[Text block]
....

But other really cool experiences we see are things like ways to listen to music together.
SoundCloud has a really cool bot that you can use to play music when you're in voice chats,
for example, and we're working with some other partners to try to bring more music to the platform.
There's a bunch of games that people have made that are pretty cool, and many more are coming.
We just actually launched a couple weeks ago a new kind of set of capabilities for the platform.
that will allow developers to go kind of beyond the text box
and build these rich kind of visual interactive experiences
powered by HTML5 so you could build a web app
and essentially deploy it into the context of Discord.
And so we're seeing lots of really exciting stuff
starting to get built
that I think will give people a lot of really fun things
to do with their friends.
Let's spend a couple minutes on that.
This is something you and I spent yours working on together.
Yes, we did. We did, 100.
Let's take people a little bit behind the curtain
of like what it took to actually go from the moment where we realized that developers wanted
to express their creativity beyond just a command line like interface, which was what bots were
initially designed around as a form factor, and going from there to expanding the entire canvas
for them to the whole screen really with web apps. Yeah, well, years ago, when the bots platform
started to get popular, there was actually a Hackweek project at our company. So we do this thing
every year called Hackweek, where we basically stop our normal work, and everyone gets together
and we have like a little kind of creativity festival.

....

[Box coordinate listings]
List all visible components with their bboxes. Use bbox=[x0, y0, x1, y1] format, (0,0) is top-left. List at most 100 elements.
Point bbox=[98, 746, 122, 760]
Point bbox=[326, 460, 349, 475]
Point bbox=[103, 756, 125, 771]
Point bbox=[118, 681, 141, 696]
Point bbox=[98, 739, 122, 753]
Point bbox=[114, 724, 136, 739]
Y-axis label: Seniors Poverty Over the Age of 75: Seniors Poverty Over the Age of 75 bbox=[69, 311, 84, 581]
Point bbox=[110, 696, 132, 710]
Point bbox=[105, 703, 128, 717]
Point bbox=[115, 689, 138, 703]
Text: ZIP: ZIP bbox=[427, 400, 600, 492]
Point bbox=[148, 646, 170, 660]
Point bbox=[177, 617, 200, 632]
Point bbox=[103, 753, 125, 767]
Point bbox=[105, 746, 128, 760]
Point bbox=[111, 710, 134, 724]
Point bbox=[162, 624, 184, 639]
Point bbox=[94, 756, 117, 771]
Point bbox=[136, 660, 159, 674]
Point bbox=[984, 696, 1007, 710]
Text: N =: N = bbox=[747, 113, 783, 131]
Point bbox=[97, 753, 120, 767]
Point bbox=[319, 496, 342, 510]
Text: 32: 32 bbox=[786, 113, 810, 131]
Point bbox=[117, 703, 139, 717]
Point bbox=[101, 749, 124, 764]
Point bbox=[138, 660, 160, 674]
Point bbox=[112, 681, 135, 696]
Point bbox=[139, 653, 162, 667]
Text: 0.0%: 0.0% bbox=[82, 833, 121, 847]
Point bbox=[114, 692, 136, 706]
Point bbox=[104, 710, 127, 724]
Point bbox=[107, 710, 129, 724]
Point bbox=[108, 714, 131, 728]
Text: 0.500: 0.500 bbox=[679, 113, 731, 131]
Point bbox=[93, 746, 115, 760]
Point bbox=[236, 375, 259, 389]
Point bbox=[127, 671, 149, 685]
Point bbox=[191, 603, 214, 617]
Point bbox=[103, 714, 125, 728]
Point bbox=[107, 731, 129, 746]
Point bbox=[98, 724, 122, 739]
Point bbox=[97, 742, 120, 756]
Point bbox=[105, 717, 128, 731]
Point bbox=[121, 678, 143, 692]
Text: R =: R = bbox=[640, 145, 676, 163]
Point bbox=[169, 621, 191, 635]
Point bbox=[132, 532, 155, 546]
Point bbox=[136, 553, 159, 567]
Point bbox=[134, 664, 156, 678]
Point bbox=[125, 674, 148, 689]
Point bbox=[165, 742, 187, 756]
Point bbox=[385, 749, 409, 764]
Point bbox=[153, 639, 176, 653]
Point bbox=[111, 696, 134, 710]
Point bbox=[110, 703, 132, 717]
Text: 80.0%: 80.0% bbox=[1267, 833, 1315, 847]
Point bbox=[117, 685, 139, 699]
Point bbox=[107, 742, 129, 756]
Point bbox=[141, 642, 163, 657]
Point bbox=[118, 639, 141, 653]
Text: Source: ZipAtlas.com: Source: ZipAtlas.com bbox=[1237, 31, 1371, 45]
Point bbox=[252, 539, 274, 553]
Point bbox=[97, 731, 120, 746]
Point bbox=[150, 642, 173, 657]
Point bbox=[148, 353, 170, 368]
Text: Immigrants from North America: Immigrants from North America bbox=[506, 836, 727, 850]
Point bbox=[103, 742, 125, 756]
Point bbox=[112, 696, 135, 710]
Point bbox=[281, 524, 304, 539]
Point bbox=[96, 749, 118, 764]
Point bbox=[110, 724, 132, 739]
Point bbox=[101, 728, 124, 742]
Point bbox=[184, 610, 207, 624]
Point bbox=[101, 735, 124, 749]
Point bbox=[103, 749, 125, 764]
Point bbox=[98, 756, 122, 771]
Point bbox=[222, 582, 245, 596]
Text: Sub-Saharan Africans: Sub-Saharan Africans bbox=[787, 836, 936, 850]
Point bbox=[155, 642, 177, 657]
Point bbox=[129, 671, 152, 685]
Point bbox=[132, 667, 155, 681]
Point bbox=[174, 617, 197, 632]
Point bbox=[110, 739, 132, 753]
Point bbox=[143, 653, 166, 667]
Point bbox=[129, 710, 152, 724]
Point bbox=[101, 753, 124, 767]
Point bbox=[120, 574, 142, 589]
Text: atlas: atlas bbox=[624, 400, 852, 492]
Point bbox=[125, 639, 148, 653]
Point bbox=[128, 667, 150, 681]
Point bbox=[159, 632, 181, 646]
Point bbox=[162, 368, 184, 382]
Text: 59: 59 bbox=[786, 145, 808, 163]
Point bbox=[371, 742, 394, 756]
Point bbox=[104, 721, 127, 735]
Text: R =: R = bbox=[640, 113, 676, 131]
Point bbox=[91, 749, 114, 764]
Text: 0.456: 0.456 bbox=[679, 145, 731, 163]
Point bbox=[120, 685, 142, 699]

....

[Exercise 1] In the conversation about Discord, what is the SoundCloud bot used for?
[Exercise 2] Write out everything in the conversation about Discord from "There's a bunch" down to "working on together.".

[Correct result 1] It plays music when you're in voice chats.

[Correct result 2]
There's a bunch of games that people have made that are pretty cool, and many more are coming.
We just actually launched a couple weeks ago a new kind of set of capabilities for the platform.
that will allow developers to go kind of beyond the text box
and build these rich kind of visual interactive experiences
powered by HTML5 so you could build a web app
and essentially deploy it into the context of Discord.
And so we're seeing lots of really exciting stuff
starting to get built
that I think will give people a lot of really fun things
to do with their friends.
Let's spend a couple minutes on that.
This is something you and I spent yours working on together.